__The task__
Transcribe every entry word for word. Skip the pictures.

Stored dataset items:
▼
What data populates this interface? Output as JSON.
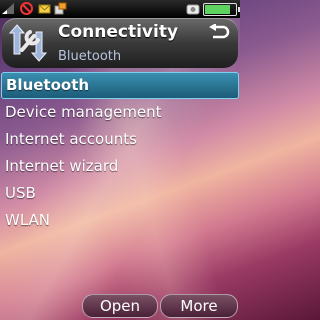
{
  "header": {
    "title": "Connectivity",
    "subtitle": "Bluetooth"
  },
  "menu": {
    "items": [
      {
        "label": "Bluetooth",
        "selected": true
      },
      {
        "label": "Device management"
      },
      {
        "label": "Internet accounts"
      },
      {
        "label": "Internet wizard"
      },
      {
        "label": "USB"
      },
      {
        "label": "WLAN"
      }
    ]
  },
  "softkeys": {
    "open": "Open",
    "more": "More"
  },
  "status": {
    "icons": [
      "signal-icon",
      "mute-icon",
      "message-icon",
      "network-icon",
      "camera-icon",
      "battery-icon"
    ],
    "battery_level": 0.85
  },
  "colors": {
    "selection": "#2a7a9a",
    "header": "#3a3a3a"
  }
}
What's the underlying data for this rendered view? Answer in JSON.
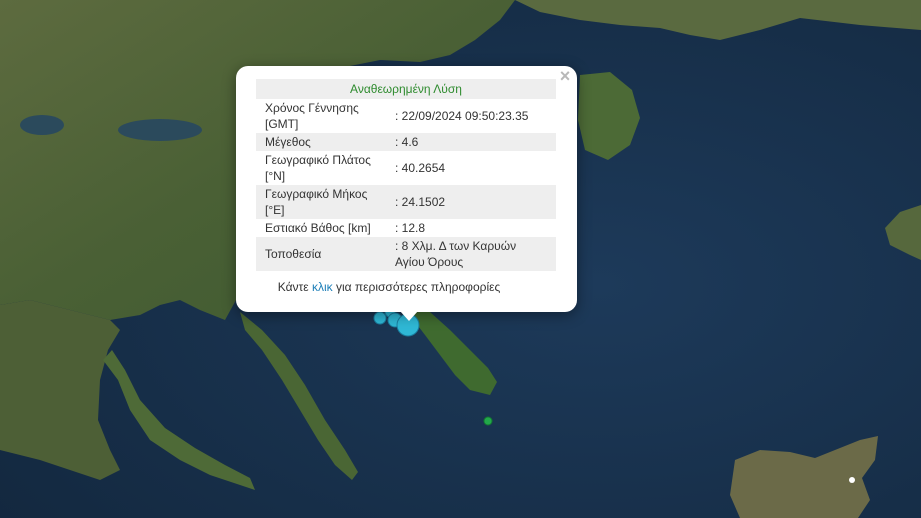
{
  "popup": {
    "title": "Αναθεωρημένη Λύση",
    "close_icon": "close-icon",
    "rows": [
      {
        "label": "Χρόνος Γέννησης [GMT]",
        "value": ": 22/09/2024 09:50:23.35"
      },
      {
        "label": "Μέγεθος",
        "value": ": 4.6"
      },
      {
        "label": "Γεωγραφικό Πλάτος [°N]",
        "value": ": 40.2654"
      },
      {
        "label": "Γεωγραφικό Μήκος [°E]",
        "value": ": 24.1502"
      },
      {
        "label": "Εστιακό Βάθος [km]",
        "value": ": 12.8"
      },
      {
        "label": "Τοποθεσία",
        "value": ": 8 Χλμ. Δ των Καρυών Αγίου Όρους"
      }
    ],
    "more_prefix": "Κάντε ",
    "more_link": "κλικ",
    "more_suffix": " για περισσότερες πληροφορίες"
  },
  "map": {
    "base_layer": "satellite",
    "marker_colors": {
      "recent": "#2fb8d6",
      "older": "#22a84a"
    }
  }
}
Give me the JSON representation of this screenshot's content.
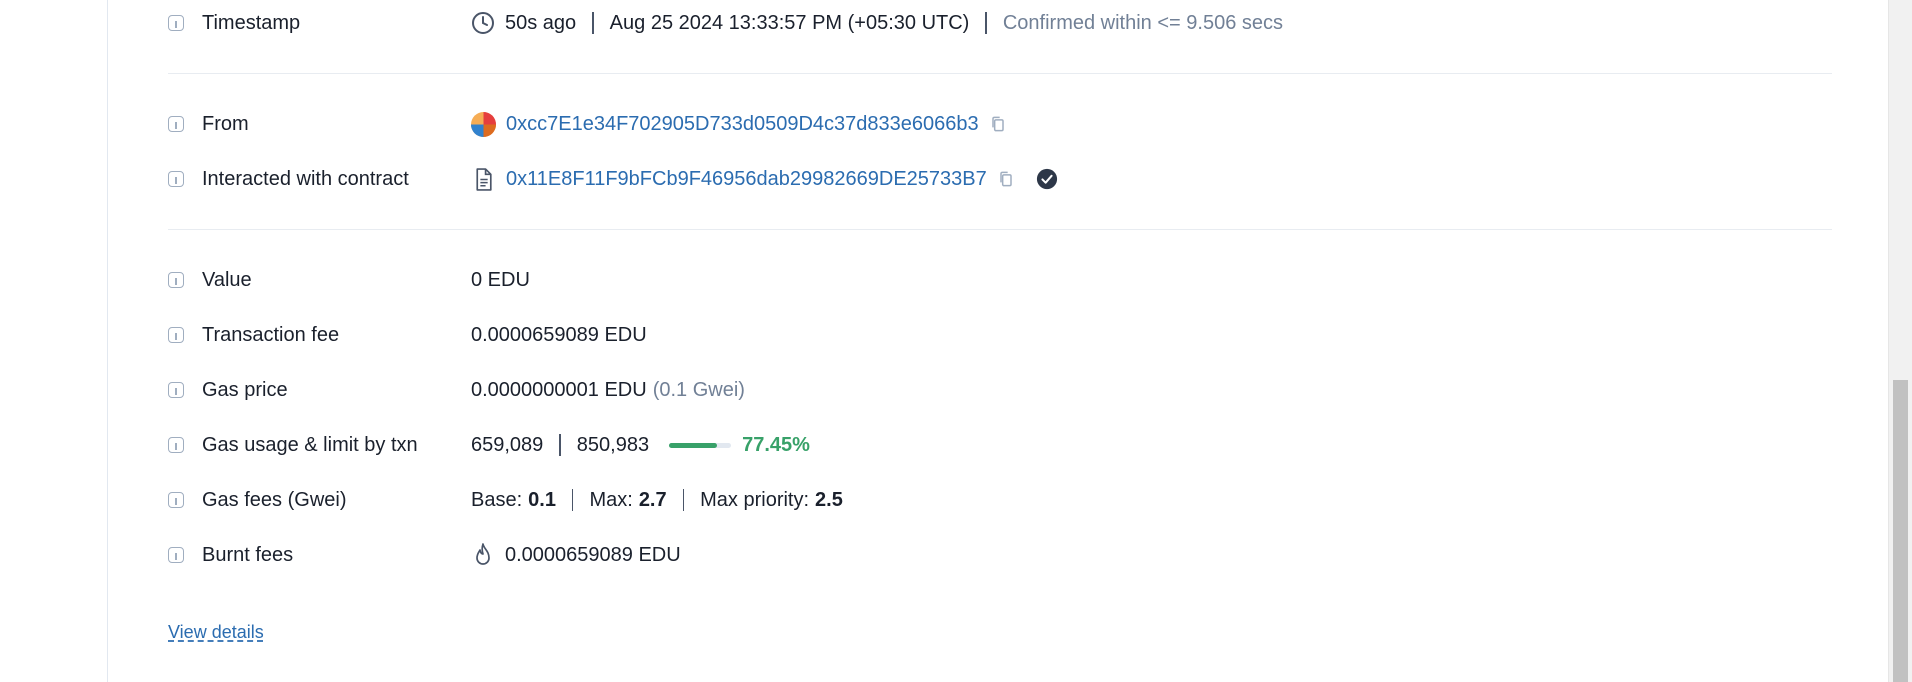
▲
__Response to the exercise__
What data populates this interface? Output as JSON.
{
  "header": {
    "title": "Connectivity",
    "subtitle": "Bluetooth"
  },
  "menu": {
    "items": [
      {
        "label": "Bluetooth",
        "selected": true
      },
      {
        "label": "Device management"
      },
      {
        "label": "Internet accounts"
      },
      {
        "label": "Internet wizard"
      },
      {
        "label": "USB"
      },
      {
        "label": "WLAN"
      }
    ]
  },
  "softkeys": {
    "open": "Open",
    "more": "More"
  },
  "status": {
    "icons": [
      "signal-icon",
      "mute-icon",
      "message-icon",
      "network-icon",
      "camera-icon",
      "battery-icon"
    ],
    "battery_level": 0.85
  },
  "colors": {
    "selection": "#2a7a9a",
    "header": "#3a3a3a"
  }
}
What's the underlying data for this rendered view? Answer in JSON.
{
  "popup": {
    "title": "Αναθεωρημένη Λύση",
    "close_icon": "close-icon",
    "rows": [
      {
        "label": "Χρόνος Γέννησης [GMT]",
        "value": ": 22/09/2024 09:50:23.35"
      },
      {
        "label": "Μέγεθος",
        "value": ": 4.6"
      },
      {
        "label": "Γεωγραφικό Πλάτος [°N]",
        "value": ": 40.2654"
      },
      {
        "label": "Γεωγραφικό Μήκος [°E]",
        "value": ": 24.1502"
      },
      {
        "label": "Εστιακό Βάθος [km]",
        "value": ": 12.8"
      },
      {
        "label": "Τοποθεσία",
        "value": ": 8 Χλμ. Δ των Καρυών Αγίου Όρους"
      }
    ],
    "more_prefix": "Κάντε ",
    "more_link": "κλικ",
    "more_suffix": " για περισσότερες πληροφορίες"
  },
  "map": {
    "base_layer": "satellite",
    "marker_colors": {
      "recent": "#2fb8d6",
      "older": "#22a84a"
    }
  }
}
Give me the JSON representation of this screenshot's content.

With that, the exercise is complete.